[Data for this exercise]:
##########
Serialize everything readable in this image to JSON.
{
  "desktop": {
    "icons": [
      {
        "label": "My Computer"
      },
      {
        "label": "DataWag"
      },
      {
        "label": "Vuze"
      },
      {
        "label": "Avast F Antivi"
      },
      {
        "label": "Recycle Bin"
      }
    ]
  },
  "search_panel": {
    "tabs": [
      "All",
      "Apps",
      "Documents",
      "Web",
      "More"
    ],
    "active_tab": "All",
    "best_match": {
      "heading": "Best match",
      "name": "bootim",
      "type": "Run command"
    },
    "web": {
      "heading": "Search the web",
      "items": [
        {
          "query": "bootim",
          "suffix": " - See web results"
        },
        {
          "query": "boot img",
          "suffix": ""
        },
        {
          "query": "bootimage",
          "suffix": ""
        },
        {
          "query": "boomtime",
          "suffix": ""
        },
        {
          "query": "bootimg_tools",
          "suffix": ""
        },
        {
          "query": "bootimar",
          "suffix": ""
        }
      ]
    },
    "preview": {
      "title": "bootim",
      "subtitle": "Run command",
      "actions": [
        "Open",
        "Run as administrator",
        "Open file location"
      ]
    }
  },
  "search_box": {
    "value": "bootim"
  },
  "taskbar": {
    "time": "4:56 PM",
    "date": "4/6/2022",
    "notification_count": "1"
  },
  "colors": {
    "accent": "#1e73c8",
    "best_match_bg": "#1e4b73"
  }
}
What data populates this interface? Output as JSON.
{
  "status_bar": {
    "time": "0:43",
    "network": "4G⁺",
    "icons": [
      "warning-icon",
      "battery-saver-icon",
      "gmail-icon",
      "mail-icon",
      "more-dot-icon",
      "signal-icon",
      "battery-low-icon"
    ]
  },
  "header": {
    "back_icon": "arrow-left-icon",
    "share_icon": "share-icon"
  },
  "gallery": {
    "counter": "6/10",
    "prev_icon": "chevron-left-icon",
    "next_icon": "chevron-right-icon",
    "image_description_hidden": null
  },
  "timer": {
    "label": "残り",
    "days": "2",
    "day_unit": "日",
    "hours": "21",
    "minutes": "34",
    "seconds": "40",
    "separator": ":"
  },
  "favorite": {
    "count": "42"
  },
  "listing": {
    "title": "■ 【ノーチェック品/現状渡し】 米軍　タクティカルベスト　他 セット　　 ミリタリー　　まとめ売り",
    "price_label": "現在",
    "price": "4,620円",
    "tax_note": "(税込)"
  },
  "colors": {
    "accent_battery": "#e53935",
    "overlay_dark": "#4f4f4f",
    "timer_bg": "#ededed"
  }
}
##########
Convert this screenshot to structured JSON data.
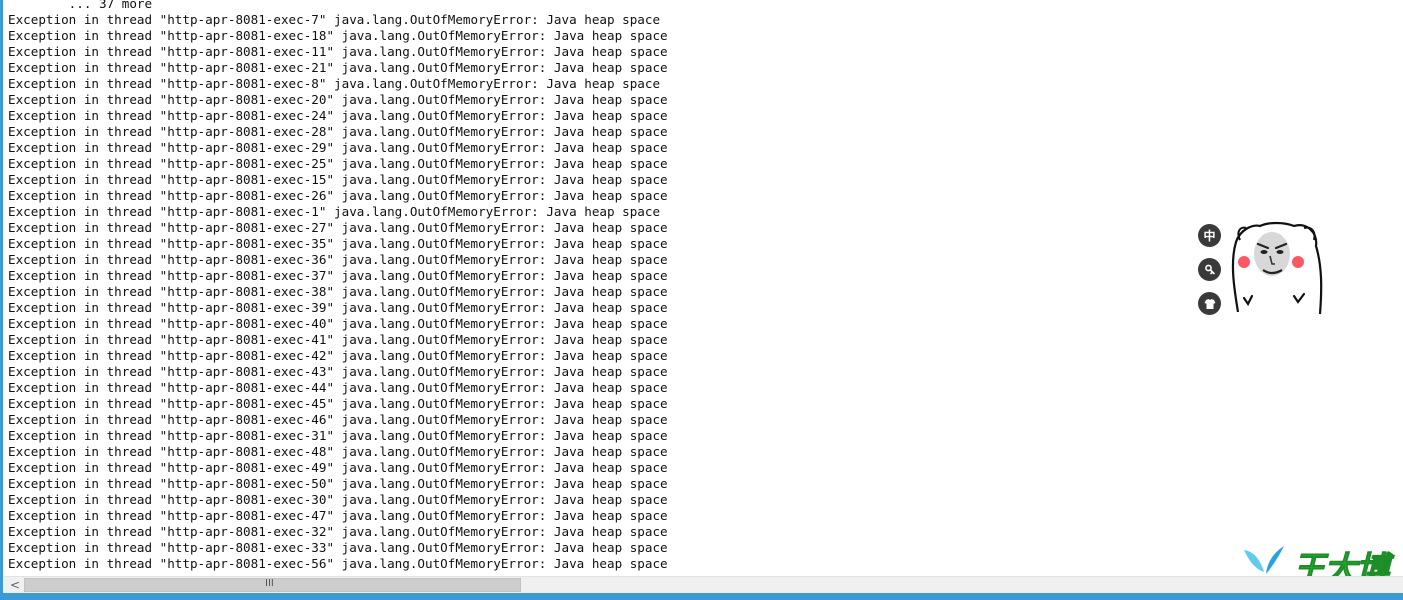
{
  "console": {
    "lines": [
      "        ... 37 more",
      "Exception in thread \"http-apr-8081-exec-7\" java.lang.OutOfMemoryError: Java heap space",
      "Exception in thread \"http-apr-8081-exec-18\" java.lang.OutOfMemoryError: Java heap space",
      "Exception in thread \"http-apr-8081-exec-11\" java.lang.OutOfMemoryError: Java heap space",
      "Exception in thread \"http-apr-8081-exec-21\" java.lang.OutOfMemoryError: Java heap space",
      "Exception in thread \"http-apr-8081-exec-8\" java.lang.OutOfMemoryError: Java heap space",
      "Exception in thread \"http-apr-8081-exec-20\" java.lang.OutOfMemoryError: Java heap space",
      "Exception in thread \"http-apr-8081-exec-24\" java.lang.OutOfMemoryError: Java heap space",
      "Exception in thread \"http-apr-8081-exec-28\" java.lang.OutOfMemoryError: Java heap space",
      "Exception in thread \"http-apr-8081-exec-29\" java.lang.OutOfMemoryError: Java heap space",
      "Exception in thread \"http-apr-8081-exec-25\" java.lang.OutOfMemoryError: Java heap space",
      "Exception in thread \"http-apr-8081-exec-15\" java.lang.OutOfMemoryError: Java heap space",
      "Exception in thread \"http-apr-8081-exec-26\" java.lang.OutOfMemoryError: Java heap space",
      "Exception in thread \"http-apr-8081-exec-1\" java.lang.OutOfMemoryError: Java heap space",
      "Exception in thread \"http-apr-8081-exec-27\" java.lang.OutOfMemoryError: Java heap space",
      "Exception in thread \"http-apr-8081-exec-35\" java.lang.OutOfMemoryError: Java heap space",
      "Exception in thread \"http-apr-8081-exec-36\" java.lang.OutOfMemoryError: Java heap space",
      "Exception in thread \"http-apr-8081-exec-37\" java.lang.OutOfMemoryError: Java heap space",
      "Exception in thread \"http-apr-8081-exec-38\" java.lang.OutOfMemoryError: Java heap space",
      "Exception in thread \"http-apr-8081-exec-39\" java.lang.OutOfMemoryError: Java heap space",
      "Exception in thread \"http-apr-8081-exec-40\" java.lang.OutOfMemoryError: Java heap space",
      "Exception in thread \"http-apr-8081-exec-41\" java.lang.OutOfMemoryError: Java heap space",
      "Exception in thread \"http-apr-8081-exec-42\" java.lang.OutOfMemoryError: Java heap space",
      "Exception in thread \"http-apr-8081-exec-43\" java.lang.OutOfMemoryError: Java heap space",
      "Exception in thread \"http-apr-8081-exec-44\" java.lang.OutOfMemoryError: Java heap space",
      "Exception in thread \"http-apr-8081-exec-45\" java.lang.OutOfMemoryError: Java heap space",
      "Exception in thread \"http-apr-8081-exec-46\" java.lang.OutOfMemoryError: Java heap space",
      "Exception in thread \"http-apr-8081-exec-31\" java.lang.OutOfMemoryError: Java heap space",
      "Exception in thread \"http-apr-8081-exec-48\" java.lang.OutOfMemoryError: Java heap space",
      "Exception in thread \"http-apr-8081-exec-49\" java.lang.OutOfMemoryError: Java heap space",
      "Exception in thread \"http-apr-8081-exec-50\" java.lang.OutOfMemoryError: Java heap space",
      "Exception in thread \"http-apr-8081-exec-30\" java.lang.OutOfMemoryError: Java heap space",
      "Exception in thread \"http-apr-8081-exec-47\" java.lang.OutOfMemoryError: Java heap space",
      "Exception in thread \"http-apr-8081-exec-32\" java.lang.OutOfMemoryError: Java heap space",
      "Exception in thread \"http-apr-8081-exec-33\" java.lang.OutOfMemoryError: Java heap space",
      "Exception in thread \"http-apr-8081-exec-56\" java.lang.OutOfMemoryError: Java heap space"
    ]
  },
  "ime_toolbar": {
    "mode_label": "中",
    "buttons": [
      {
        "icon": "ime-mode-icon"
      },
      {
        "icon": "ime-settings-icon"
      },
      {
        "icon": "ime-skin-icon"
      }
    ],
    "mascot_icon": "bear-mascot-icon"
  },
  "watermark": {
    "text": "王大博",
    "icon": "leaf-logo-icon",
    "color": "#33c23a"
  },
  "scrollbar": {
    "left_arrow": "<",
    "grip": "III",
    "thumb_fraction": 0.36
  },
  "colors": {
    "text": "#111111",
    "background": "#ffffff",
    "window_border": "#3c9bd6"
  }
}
##########
[To do]:
Locate the word "heading" in the records and collect each line it appears in.

[Solution to this task]:
      "heading": "Best match",
      "heading": "Search the web",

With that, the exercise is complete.